Copy out every one of the lines below without altering anything.

(Data items)
____

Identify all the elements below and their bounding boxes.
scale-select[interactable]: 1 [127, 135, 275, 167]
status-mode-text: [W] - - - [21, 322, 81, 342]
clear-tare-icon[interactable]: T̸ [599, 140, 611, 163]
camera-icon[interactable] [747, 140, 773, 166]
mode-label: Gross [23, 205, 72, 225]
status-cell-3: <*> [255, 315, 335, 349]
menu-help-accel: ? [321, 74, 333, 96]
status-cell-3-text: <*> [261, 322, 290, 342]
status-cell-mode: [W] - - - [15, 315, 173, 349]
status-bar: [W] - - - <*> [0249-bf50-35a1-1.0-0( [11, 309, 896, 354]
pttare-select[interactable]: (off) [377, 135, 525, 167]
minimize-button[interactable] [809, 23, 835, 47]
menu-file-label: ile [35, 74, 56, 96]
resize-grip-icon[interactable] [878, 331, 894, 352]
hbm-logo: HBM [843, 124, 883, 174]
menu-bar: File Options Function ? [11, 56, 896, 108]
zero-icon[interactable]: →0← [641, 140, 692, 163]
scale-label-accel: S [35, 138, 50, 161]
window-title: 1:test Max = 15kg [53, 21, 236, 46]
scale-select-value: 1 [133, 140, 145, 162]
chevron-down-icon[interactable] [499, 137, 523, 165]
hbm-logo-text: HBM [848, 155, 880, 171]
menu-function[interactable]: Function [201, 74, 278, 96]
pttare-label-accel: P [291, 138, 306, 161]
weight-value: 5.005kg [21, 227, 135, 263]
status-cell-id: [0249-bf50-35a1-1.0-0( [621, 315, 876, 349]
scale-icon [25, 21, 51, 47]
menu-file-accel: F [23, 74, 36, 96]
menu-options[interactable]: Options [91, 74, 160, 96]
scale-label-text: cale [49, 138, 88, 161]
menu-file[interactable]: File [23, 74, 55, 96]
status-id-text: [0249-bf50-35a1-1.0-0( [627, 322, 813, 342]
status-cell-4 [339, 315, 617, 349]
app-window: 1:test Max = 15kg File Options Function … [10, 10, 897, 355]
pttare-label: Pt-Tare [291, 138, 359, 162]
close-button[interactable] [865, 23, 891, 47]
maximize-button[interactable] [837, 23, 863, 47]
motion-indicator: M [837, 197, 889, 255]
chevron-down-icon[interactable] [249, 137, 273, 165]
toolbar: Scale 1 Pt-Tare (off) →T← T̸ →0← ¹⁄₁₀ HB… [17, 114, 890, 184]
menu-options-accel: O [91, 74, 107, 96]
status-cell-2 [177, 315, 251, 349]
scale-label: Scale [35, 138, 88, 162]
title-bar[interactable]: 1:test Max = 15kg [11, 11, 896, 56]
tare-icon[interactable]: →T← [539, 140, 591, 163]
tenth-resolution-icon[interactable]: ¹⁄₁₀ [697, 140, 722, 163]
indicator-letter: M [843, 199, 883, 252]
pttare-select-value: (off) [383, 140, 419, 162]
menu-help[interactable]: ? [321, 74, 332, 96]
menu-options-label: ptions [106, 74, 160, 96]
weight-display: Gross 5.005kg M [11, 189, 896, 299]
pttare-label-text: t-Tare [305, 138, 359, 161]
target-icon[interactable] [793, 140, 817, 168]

____

■ SOLUTION FOR THIS TASK ■
Identify all the elements below and their bounding boxes.
scale-select[interactable]: 1 [127, 135, 275, 167]
status-mode-text: [W] - - - [21, 322, 81, 342]
clear-tare-icon[interactable]: T̸ [599, 140, 611, 163]
camera-icon[interactable] [747, 140, 773, 166]
mode-label: Gross [23, 205, 72, 225]
status-cell-3: <*> [255, 315, 335, 349]
menu-help-accel: ? [321, 74, 333, 96]
status-cell-3-text: <*> [261, 322, 290, 342]
status-cell-mode: [W] - - - [15, 315, 173, 349]
status-bar: [W] - - - <*> [0249-bf50-35a1-1.0-0( [11, 309, 896, 354]
pttare-select[interactable]: (off) [377, 135, 525, 167]
minimize-button[interactable] [809, 23, 835, 47]
menu-file-label: ile [35, 74, 56, 96]
resize-grip-icon[interactable] [878, 331, 894, 352]
hbm-logo: HBM [843, 124, 883, 174]
menu-bar: File Options Function ? [11, 56, 896, 108]
zero-icon[interactable]: →0← [641, 140, 692, 163]
scale-label-accel: S [35, 138, 50, 161]
window-title: 1:test Max = 15kg [53, 21, 236, 46]
scale-select-value: 1 [133, 140, 145, 162]
chevron-down-icon[interactable] [499, 137, 523, 165]
hbm-logo-text: HBM [848, 155, 880, 171]
menu-function[interactable]: Function [201, 74, 278, 96]
pttare-label-accel: P [291, 138, 306, 161]
weight-value: 5.005kg [21, 227, 135, 263]
status-cell-id: [0249-bf50-35a1-1.0-0( [621, 315, 876, 349]
scale-icon [25, 21, 51, 47]
menu-file-accel: F [23, 74, 36, 96]
menu-options[interactable]: Options [91, 74, 160, 96]
scale-label-text: cale [49, 138, 88, 161]
menu-file[interactable]: File [23, 74, 55, 96]
status-id-text: [0249-bf50-35a1-1.0-0( [627, 322, 813, 342]
status-cell-4 [339, 315, 617, 349]
app-window: 1:test Max = 15kg File Options Function … [10, 10, 897, 355]
pttare-label: Pt-Tare [291, 138, 359, 162]
close-button[interactable] [865, 23, 891, 47]
maximize-button[interactable] [837, 23, 863, 47]
motion-indicator: M [837, 197, 889, 255]
chevron-down-icon[interactable] [249, 137, 273, 165]
toolbar: Scale 1 Pt-Tare (off) →T← T̸ →0← ¹⁄₁₀ HB… [17, 114, 890, 184]
menu-options-accel: O [91, 74, 107, 96]
status-cell-2 [177, 315, 251, 349]
scale-label: Scale [35, 138, 88, 162]
title-bar[interactable]: 1:test Max = 15kg [11, 11, 896, 56]
tare-icon[interactable]: →T← [539, 140, 591, 163]
tenth-resolution-icon[interactable]: ¹⁄₁₀ [697, 140, 722, 163]
indicator-letter: M [843, 199, 883, 252]
pttare-select-value: (off) [383, 140, 419, 162]
menu-help[interactable]: ? [321, 74, 332, 96]
menu-options-label: ptions [106, 74, 160, 96]
weight-display: Gross 5.005kg M [11, 189, 896, 299]
pttare-label-text: t-Tare [305, 138, 359, 161]
target-icon[interactable] [793, 140, 817, 168]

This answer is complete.